*Required task*:
Counting only lines that hold "hand", give the total and nothing more.
--- Start Exercise inputs ---
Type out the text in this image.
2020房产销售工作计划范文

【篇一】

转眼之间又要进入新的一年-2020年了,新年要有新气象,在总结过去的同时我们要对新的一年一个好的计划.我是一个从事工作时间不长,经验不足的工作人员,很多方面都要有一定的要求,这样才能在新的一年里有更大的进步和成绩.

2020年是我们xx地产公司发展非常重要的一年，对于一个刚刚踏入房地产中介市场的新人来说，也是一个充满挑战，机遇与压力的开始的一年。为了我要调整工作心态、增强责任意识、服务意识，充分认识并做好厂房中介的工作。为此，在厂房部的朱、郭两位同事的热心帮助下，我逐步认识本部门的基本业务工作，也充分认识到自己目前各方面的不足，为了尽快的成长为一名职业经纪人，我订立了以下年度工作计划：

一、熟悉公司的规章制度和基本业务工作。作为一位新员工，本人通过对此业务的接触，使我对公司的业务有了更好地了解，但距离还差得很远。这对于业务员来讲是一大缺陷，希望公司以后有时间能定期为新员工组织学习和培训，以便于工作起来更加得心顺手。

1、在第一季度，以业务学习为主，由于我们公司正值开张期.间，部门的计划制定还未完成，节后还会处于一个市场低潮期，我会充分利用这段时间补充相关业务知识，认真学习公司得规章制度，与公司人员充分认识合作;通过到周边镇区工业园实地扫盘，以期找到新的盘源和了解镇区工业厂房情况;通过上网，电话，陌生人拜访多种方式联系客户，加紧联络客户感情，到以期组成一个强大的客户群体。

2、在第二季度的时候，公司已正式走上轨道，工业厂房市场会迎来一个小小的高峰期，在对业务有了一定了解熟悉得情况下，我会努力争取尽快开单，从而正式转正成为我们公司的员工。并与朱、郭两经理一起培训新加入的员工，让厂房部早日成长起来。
--- End Exercise inputs ---
--- Start Exercise inputs ---
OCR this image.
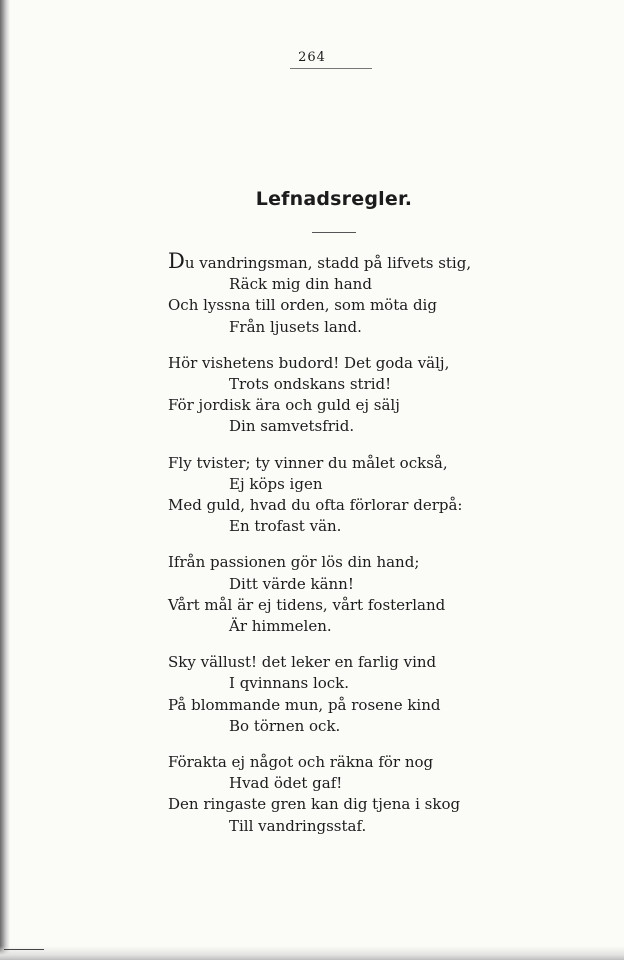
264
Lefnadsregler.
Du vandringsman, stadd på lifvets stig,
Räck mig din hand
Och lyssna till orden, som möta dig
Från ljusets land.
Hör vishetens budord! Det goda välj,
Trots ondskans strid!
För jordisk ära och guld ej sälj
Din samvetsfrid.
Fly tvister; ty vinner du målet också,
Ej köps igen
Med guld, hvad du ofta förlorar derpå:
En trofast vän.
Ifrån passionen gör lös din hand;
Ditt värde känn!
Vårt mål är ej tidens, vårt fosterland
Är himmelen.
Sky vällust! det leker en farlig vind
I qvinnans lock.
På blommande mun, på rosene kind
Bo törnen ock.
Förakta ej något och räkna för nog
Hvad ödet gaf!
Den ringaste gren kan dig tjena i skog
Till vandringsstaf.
--- End Exercise inputs ---
*Correct answer*:
2